===== EXTRACTED INFORMATION
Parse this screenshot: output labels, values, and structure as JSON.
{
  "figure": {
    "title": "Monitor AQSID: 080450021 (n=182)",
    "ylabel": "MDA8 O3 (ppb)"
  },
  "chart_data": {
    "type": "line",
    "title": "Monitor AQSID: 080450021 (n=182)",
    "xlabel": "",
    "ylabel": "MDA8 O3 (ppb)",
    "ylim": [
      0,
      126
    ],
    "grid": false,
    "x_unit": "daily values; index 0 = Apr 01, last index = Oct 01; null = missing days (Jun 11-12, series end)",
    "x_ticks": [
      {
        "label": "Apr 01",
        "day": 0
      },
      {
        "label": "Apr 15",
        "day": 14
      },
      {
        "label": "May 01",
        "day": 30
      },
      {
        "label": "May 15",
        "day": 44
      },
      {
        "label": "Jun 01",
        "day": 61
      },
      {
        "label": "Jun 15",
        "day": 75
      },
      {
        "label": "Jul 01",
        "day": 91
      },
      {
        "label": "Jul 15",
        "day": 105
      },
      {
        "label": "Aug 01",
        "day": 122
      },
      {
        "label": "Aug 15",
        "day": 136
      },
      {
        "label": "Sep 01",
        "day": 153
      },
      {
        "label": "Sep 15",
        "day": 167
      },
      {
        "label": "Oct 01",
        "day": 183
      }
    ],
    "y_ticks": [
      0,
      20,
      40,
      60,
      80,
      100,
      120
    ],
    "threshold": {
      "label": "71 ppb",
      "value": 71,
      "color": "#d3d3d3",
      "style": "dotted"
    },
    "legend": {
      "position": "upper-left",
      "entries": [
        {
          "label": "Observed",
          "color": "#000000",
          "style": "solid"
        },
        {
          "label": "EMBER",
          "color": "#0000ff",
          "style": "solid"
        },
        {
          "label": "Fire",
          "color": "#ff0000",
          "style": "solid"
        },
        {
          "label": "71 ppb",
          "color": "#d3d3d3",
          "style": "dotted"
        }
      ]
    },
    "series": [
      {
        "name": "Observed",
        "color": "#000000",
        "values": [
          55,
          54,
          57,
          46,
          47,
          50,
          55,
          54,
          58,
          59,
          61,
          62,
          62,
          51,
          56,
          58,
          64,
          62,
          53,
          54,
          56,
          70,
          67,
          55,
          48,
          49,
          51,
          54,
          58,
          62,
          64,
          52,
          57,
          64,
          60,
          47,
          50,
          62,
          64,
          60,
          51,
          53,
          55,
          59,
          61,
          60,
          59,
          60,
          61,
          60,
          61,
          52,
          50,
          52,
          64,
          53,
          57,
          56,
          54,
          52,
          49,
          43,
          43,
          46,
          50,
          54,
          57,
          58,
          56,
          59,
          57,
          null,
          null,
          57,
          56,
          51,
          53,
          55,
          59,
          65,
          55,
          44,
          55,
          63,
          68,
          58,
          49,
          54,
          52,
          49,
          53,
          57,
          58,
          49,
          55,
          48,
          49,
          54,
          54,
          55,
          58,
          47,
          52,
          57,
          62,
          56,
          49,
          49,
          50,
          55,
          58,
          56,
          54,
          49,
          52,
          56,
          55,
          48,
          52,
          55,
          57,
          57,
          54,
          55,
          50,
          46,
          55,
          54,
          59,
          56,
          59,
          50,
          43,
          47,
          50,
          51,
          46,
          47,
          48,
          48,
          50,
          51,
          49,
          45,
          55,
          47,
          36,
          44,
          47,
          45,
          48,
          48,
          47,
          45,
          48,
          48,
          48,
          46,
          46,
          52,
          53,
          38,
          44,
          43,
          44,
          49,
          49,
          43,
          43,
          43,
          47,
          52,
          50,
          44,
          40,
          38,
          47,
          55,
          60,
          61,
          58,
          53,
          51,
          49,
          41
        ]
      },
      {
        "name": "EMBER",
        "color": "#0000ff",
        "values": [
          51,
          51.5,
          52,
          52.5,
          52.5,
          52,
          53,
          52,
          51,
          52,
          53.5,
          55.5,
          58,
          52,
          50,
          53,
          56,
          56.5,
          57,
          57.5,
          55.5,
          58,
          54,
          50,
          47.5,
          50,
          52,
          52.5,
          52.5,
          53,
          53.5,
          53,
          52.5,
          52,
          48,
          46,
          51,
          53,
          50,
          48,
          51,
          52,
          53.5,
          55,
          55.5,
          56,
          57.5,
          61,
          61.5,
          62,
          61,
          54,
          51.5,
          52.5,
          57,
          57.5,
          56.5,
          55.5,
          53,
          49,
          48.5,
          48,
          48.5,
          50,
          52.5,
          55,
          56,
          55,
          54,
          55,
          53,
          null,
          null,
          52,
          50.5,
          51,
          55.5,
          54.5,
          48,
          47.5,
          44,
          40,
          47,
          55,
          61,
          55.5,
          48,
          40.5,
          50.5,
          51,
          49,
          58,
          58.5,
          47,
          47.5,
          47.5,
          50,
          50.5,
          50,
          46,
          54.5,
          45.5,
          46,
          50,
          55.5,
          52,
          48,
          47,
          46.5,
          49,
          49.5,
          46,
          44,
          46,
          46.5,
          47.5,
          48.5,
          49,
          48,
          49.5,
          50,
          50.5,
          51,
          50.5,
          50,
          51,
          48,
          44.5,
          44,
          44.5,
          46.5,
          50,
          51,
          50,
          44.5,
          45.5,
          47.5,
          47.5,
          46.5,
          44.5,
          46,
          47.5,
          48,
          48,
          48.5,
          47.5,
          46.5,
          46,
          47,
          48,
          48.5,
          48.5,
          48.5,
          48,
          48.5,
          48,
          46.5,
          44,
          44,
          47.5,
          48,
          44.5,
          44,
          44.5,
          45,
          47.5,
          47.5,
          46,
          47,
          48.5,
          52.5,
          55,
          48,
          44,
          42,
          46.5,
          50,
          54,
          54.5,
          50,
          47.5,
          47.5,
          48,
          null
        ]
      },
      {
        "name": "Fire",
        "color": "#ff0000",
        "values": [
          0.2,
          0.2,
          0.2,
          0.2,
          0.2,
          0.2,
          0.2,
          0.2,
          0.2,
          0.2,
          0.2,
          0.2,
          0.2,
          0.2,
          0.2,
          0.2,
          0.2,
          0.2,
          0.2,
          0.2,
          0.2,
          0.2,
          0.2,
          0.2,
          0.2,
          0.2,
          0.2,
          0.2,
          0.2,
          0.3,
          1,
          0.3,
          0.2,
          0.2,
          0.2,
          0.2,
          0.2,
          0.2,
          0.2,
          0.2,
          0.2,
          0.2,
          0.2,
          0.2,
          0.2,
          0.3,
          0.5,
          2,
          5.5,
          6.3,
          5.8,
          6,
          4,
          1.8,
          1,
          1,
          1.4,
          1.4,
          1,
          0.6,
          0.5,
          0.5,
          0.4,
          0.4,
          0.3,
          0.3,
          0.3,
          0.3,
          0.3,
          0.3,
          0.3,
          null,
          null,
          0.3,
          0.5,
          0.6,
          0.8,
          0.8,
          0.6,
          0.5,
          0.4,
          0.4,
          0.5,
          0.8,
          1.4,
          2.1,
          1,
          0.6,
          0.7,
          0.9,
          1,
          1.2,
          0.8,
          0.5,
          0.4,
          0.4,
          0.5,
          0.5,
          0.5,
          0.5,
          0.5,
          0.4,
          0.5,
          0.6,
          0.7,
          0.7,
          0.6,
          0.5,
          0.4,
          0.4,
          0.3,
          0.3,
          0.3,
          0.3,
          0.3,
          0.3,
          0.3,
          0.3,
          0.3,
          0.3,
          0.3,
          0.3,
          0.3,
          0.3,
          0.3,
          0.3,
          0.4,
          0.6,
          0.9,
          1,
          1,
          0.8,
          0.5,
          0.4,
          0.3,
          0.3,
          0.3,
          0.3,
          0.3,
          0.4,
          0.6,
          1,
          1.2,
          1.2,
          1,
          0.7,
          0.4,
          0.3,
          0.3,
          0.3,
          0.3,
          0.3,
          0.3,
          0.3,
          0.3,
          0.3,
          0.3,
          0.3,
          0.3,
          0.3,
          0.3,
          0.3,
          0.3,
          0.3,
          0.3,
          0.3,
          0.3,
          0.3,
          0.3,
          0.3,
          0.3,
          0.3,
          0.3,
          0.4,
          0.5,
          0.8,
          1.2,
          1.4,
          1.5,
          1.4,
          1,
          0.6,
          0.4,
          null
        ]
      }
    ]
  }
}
==========
■ TASK DESCRIPTION
Which lines include the word "color"? Copy every one of them.

■ RESULT OF THIS EXERCISE
      "color": "#d3d3d3",
          "color": "#000000",
          "color": "#0000ff",
          "color": "#ff0000",
          "color": "#d3d3d3",
        "color": "#000000",
        "color": "#0000ff",
        "color": "#ff0000",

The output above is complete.